» Material provided:
* START *

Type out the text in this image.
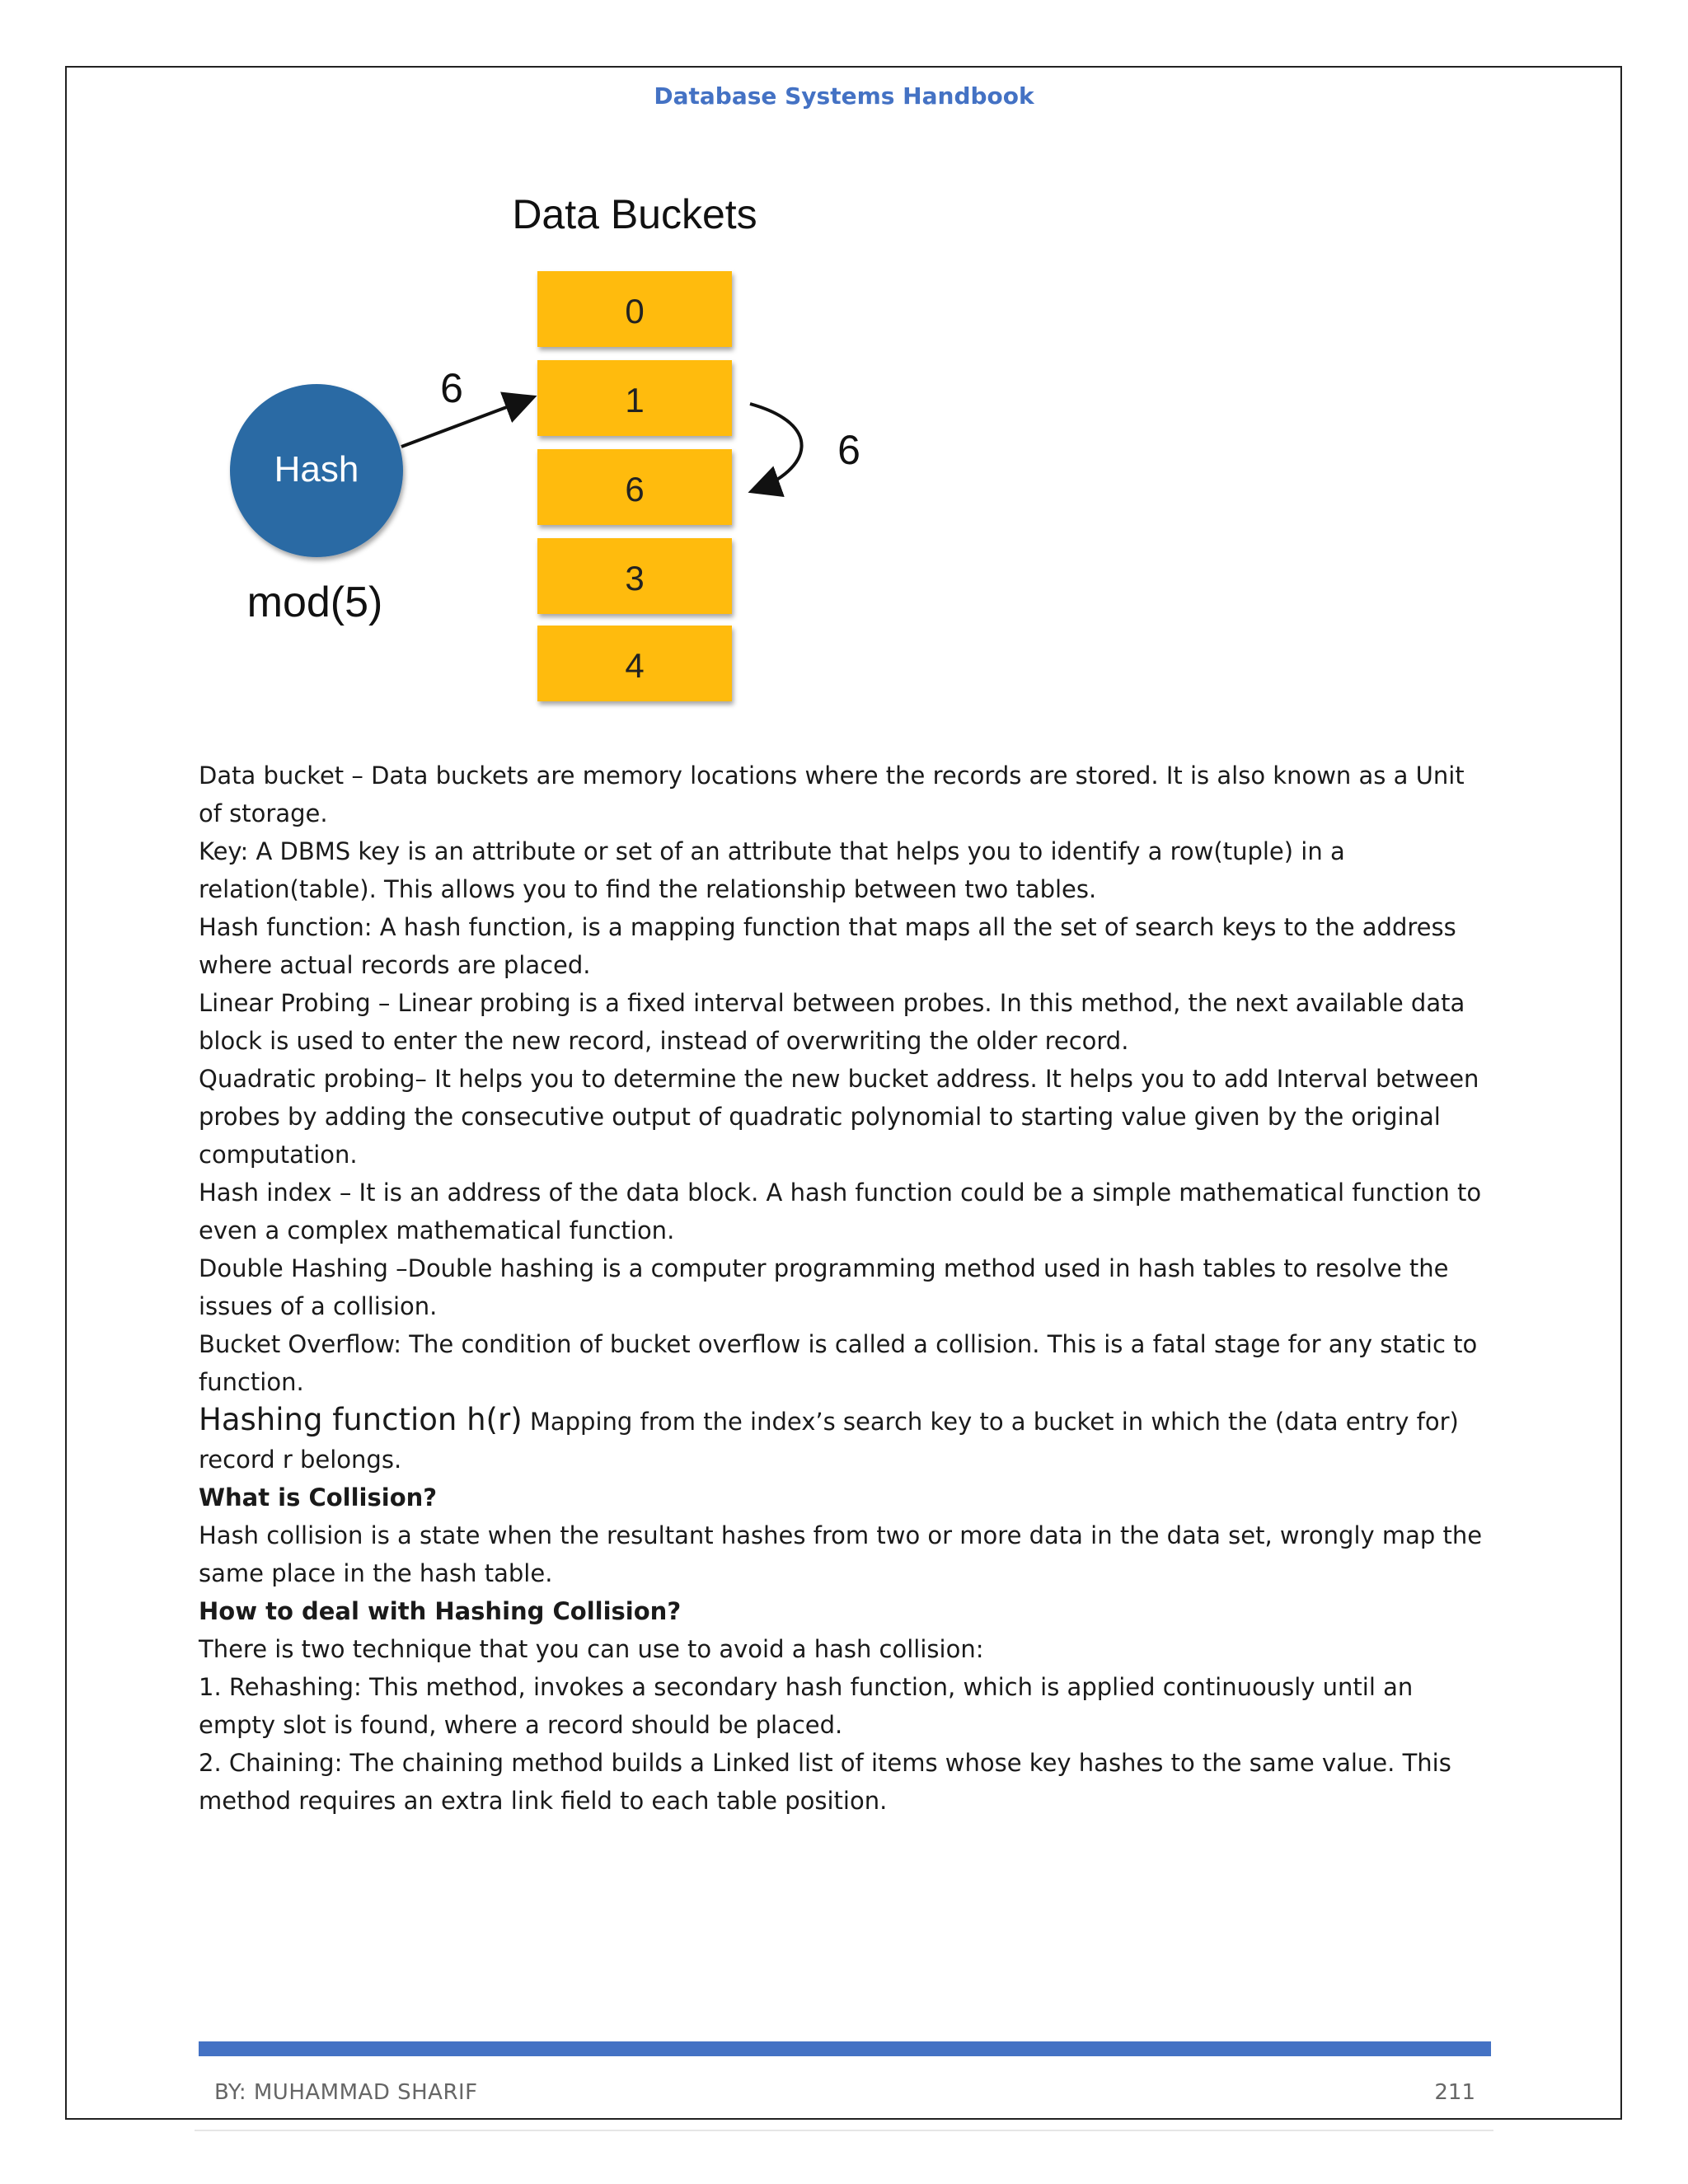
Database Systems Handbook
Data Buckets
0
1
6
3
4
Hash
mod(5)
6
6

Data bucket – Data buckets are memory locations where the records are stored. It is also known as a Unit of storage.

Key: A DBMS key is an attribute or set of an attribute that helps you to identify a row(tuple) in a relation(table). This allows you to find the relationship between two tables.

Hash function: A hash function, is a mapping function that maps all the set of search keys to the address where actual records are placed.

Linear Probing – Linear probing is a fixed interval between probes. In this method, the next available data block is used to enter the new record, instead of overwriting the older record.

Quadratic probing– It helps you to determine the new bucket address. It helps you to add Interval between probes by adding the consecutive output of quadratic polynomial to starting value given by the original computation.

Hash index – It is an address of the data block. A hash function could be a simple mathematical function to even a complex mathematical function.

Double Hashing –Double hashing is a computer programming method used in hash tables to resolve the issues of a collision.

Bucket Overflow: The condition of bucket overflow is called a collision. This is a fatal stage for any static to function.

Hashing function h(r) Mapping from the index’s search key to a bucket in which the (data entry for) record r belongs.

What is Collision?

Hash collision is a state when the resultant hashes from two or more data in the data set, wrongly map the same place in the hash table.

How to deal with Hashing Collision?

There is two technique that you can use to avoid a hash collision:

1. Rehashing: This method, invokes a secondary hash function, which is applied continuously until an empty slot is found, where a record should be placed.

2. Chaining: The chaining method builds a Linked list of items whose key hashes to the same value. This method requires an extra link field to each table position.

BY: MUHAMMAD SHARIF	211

* END *
* START *

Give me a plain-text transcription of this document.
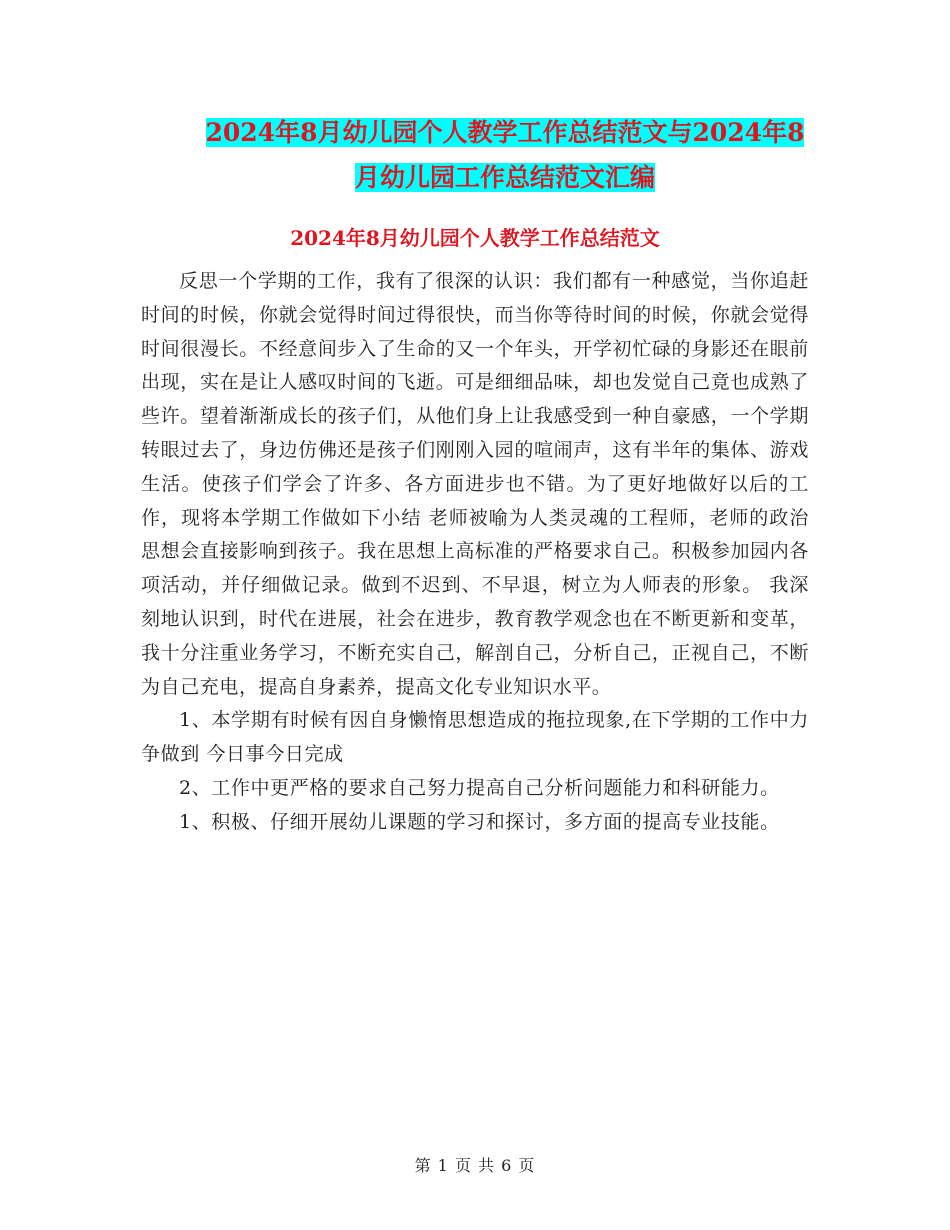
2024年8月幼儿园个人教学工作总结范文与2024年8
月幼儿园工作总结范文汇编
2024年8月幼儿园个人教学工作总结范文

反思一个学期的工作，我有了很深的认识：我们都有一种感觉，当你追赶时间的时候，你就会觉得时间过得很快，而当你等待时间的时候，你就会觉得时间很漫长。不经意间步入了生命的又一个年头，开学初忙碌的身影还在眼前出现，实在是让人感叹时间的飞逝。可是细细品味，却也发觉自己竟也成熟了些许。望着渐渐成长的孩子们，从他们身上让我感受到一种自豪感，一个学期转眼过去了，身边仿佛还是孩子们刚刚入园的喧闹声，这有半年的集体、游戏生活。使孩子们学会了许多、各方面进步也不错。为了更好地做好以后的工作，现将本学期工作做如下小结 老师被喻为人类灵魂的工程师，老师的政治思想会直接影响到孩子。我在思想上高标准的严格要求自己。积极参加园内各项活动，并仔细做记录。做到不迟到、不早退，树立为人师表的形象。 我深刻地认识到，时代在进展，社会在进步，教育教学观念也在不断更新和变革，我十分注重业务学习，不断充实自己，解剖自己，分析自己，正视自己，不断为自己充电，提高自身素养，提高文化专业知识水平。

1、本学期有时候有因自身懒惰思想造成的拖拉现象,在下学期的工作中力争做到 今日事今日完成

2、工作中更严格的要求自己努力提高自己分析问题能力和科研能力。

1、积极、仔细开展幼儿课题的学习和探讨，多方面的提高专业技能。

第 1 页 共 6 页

* END *

» Task instructions: For each line of the listing that holds the word "hashes", show that line.

» Task solution:
Hash collision is a state when the resultant hashes from two or more data in the data set, wrongly map the same place in the hash table.
2. Chaining: The chaining method builds a Linked list of items whose key hashes to the same value. This method requires an extra link field to each table position.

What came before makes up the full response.